▶ _Aim_
Put each line of the records below into a Markdown table with two columns, Row and Line. Number the rows in order and skip any blank lines.

[Element position data]
=======

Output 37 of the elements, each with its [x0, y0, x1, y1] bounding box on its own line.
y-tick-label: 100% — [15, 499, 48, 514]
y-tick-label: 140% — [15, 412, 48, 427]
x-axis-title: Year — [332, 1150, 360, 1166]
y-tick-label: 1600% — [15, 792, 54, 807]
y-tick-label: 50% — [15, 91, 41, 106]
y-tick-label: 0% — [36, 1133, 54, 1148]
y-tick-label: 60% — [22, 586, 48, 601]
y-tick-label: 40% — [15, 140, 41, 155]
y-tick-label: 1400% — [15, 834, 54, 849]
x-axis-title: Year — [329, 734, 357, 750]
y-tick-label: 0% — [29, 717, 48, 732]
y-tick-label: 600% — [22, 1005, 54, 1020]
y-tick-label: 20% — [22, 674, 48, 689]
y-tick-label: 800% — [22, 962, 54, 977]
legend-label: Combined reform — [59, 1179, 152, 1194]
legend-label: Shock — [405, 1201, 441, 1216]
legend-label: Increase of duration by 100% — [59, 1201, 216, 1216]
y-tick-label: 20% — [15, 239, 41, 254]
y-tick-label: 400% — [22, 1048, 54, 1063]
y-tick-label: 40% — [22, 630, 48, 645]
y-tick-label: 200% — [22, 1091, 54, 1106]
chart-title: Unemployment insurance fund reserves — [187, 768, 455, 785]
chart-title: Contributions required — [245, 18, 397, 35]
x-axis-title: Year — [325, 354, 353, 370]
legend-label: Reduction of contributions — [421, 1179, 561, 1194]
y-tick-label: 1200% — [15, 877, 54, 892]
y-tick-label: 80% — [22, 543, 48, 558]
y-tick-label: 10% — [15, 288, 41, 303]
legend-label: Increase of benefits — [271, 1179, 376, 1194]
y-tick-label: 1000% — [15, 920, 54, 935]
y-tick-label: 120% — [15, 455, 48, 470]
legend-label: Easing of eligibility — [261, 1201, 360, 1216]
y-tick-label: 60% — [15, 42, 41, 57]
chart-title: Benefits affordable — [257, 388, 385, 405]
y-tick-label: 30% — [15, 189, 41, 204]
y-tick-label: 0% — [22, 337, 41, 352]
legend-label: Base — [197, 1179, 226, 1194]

=======

▶ _Complete output_
| Row | Line |
|---|---|
| 1 | Output 37 of the elements, each with its [x0, y0, x1, y1] bounding box on its own line. |
| 2 | y-tick-label: 100% — [15, 499, 48, 514] |
| 3 | y-tick-label: 140% — [15, 412, 48, 427] |
| 4 | x-axis-title: Year — [332, 1150, 360, 1166] |
| 5 | y-tick-label: 1600% — [15, 792, 54, 807] |
| 6 | y-tick-label: 50% — [15, 91, 41, 106] |
| 7 | y-tick-label: 0% — [36, 1133, 54, 1148] |
| 8 | y-tick-label: 60% — [22, 586, 48, 601] |
| 9 | y-tick-label: 40% — [15, 140, 41, 155] |
| 10 | y-tick-label: 1400% — [15, 834, 54, 849] |
| 11 | x-axis-title: Year — [329, 734, 357, 750] |
| 12 | y-tick-label: 0% — [29, 717, 48, 732] |
| 13 | y-tick-label: 600% — [22, 1005, 54, 1020] |
| 14 | y-tick-label: 20% — [22, 674, 48, 689] |
| 15 | y-tick-label: 800% — [22, 962, 54, 977] |
| 16 | legend-label: Combined reform — [59, 1179, 152, 1194] |
| 17 | legend-label: Shock — [405, 1201, 441, 1216] |
| 18 | legend-label: Increase of duration by 100% — [59, 1201, 216, 1216] |
| 19 | y-tick-label: 20% — [15, 239, 41, 254] |
| 20 | y-tick-label: 400% — [22, 1048, 54, 1063] |
| 21 | y-tick-label: 40% — [22, 630, 48, 645] |
| 22 | y-tick-label: 200% — [22, 1091, 54, 1106] |
| 23 | chart-title: Unemployment insurance fund reserves — [187, 768, 455, 785] |
| 24 | chart-title: Contributions required — [245, 18, 397, 35] |
| 25 | x-axis-title: Year — [325, 354, 353, 370] |
| 26 | legend-label: Reduction of contributions — [421, 1179, 561, 1194] |
| 27 | y-tick-label: 1200% — [15, 877, 54, 892] |
| 28 | y-tick-label: 80% — [22, 543, 48, 558] |
| 29 | y-tick-label: 10% — [15, 288, 41, 303] |
| 30 | legend-label: Increase of benefits — [271, 1179, 376, 1194] |
| 31 | y-tick-label: 1000% — [15, 920, 54, 935] |
| 32 | y-tick-label: 120% — [15, 455, 48, 470] |
| 33 | legend-label: Easing of eligibility — [261, 1201, 360, 1216] |
| 34 | y-tick-label: 60% — [15, 42, 41, 57] |
| 35 | chart-title: Benefits affordable — [257, 388, 385, 405] |
| 36 | y-tick-label: 30% — [15, 189, 41, 204] |
| 37 | y-tick-label: 0% — [22, 337, 41, 352] |
| 38 | legend-label: Base — [197, 1179, 226, 1194] |